Look for "text" in each line of the entries, and return the matching lines.

----------

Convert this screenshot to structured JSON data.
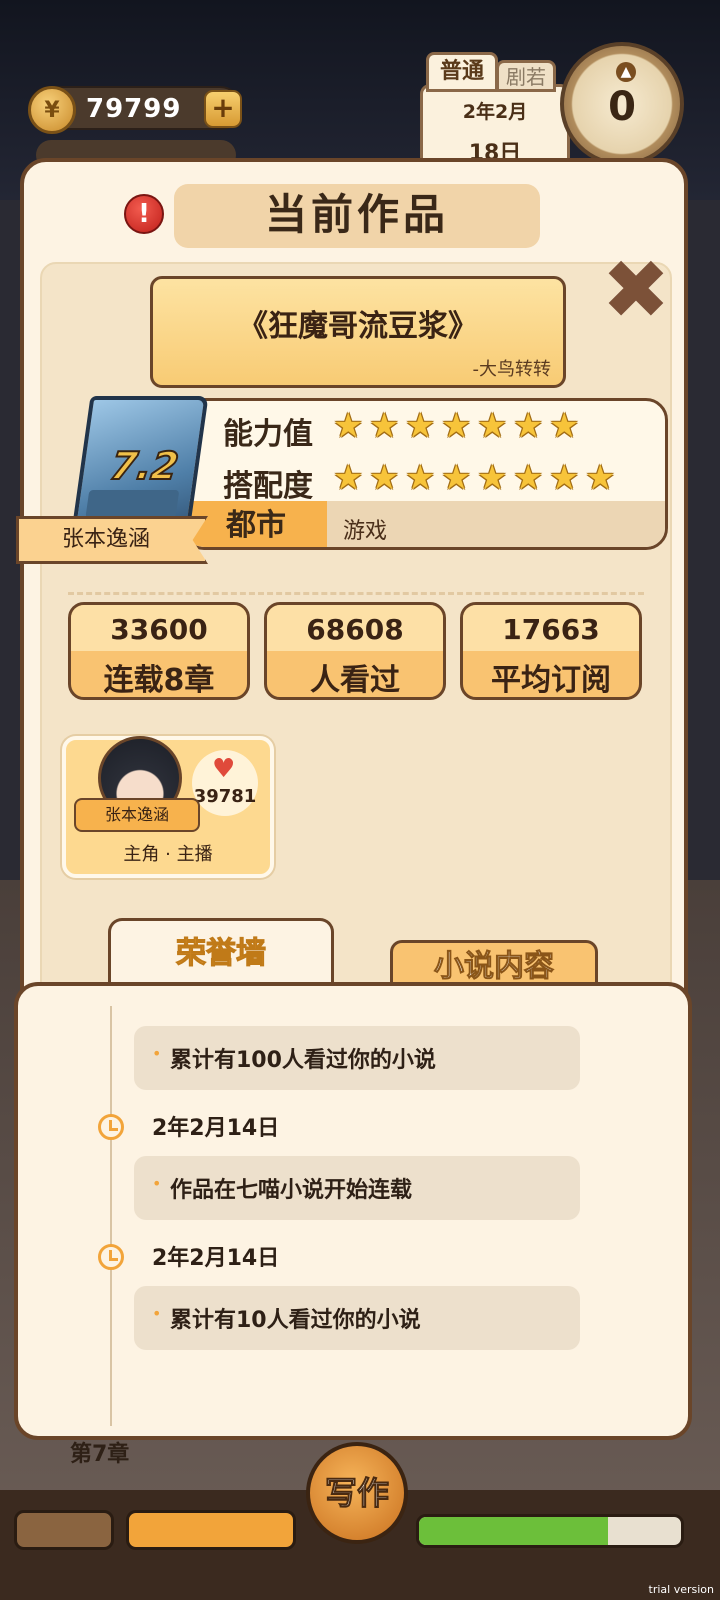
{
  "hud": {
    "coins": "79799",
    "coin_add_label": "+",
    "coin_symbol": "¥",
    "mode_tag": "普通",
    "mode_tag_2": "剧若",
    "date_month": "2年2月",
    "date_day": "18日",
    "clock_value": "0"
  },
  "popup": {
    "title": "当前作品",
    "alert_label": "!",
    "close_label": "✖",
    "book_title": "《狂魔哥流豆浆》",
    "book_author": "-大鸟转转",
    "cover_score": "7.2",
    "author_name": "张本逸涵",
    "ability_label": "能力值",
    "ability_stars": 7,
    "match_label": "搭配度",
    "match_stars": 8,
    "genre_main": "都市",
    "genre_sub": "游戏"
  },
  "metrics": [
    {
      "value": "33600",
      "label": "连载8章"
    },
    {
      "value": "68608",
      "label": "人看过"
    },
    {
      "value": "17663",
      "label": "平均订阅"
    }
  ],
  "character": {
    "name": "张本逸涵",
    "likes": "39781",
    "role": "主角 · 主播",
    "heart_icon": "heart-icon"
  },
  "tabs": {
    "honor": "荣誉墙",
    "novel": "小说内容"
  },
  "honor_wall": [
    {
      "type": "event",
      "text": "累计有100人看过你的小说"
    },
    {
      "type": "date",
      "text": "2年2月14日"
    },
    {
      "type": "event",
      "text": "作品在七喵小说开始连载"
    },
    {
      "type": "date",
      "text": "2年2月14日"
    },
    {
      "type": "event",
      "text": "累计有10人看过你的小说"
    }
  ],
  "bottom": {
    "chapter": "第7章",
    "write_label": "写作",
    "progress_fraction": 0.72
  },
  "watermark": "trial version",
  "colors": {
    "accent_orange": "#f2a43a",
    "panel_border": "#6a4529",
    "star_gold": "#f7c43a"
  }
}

----------

* [COMPLETE ANSWER]:
      "text": "累计有100人看过你的小说"
      "text": "2年2月14日"
      "text": "作品在七喵小说开始连载"
      "text": "2年2月14日"
      "text": "累计有10人看过你的小说"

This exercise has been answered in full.